Return every entry exactly.

— Begin PROVIDED RECORDS —

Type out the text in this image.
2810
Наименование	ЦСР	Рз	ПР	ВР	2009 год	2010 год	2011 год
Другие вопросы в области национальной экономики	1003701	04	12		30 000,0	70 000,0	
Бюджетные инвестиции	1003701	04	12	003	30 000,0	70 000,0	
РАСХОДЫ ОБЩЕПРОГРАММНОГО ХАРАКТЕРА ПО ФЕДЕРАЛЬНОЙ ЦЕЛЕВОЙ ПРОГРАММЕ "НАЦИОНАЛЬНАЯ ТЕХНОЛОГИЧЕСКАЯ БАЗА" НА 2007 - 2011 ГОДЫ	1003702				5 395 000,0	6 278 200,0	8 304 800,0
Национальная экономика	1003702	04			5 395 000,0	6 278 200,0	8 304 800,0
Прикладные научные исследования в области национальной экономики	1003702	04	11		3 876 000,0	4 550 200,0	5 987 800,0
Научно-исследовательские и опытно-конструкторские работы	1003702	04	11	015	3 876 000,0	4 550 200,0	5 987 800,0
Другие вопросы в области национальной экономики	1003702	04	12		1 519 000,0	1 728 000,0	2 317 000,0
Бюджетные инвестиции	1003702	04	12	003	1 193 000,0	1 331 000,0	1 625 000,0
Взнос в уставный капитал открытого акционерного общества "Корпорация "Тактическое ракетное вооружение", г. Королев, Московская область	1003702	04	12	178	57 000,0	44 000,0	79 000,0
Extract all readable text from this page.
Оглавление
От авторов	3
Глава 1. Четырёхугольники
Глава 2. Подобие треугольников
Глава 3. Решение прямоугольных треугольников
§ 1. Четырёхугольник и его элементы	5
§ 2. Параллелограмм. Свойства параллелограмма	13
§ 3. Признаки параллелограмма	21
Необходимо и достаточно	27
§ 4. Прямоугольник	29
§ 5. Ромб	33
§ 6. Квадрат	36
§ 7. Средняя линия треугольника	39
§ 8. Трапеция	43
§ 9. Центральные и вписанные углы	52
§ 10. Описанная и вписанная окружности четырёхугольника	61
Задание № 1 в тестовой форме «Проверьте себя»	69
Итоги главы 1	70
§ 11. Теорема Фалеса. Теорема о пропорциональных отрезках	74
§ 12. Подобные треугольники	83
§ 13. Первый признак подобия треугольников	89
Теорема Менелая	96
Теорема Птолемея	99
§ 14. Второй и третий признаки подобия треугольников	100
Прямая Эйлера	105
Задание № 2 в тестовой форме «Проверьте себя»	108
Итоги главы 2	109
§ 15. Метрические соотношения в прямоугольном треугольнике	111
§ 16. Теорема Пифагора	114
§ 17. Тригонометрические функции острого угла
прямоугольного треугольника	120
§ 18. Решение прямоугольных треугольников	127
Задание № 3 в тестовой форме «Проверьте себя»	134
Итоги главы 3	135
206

— End PROVIDED RECORDS —

* [ANSWER IN FULL]
Type out the text in this image.
2810
Наименование	ЦСР	Рз	ПР	ВР	2009 год	2010 год	2011 год
Другие вопросы в области национальной экономики	1003701	04	12		30 000,0	70 000,0	
Бюджетные инвестиции	1003701	04	12	003	30 000,0	70 000,0	
РАСХОДЫ ОБЩЕПРОГРАММНОГО ХАРАКТЕРА ПО ФЕДЕРАЛЬНОЙ ЦЕЛЕВОЙ ПРОГРАММЕ "НАЦИОНАЛЬНАЯ ТЕХНОЛОГИЧЕСКАЯ БАЗА" НА 2007 - 2011 ГОДЫ	1003702				5 395 000,0	6 278 200,0	8 304 800,0
Национальная экономика	1003702	04			5 395 000,0	6 278 200,0	8 304 800,0
Прикладные научные исследования в области национальной экономики	1003702	04	11		3 876 000,0	4 550 200,0	5 987 800,0
Научно-исследовательские и опытно-конструкторские работы	1003702	04	11	015	3 876 000,0	4 550 200,0	5 987 800,0
Другие вопросы в области национальной экономики	1003702	04	12		1 519 000,0	1 728 000,0	2 317 000,0
Бюджетные инвестиции	1003702	04	12	003	1 193 000,0	1 331 000,0	1 625 000,0
Взнос в уставный капитал открытого акционерного общества "Корпорация "Тактическое ракетное вооружение", г. Королев, Московская область	1003702	04	12	178	57 000,0	44 000,0	79 000,0
Extract all readable text from this page.
Оглавление
От авторов	3
Глава 1. Четырёхугольники
Глава 2. Подобие треугольников
Глава 3. Решение прямоугольных треугольников
§ 1. Четырёхугольник и его элементы	5
§ 2. Параллелограмм. Свойства параллелограмма	13
§ 3. Признаки параллелограмма	21
Необходимо и достаточно	27
§ 4. Прямоугольник	29
§ 5. Ромб	33
§ 6. Квадрат	36
§ 7. Средняя линия треугольника	39
§ 8. Трапеция	43
§ 9. Центральные и вписанные углы	52
§ 10. Описанная и вписанная окружности четырёхугольника	61
Задание № 1 в тестовой форме «Проверьте себя»	69
Итоги главы 1	70
§ 11. Теорема Фалеса. Теорема о пропорциональных отрезках	74
§ 12. Подобные треугольники	83
§ 13. Первый признак подобия треугольников	89
Теорема Менелая	96
Теорема Птолемея	99
§ 14. Второй и третий признаки подобия треугольников	100
Прямая Эйлера	105
Задание № 2 в тестовой форме «Проверьте себя»	108
Итоги главы 2	109
§ 15. Метрические соотношения в прямоугольном треугольнике	111
§ 16. Теорема Пифагора	114
§ 17. Тригонометрические функции острого угла
прямоугольного треугольника	120
§ 18. Решение прямоугольных треугольников	127
Задание № 3 в тестовой форме «Проверьте себя»	134
Итоги главы 3	135
206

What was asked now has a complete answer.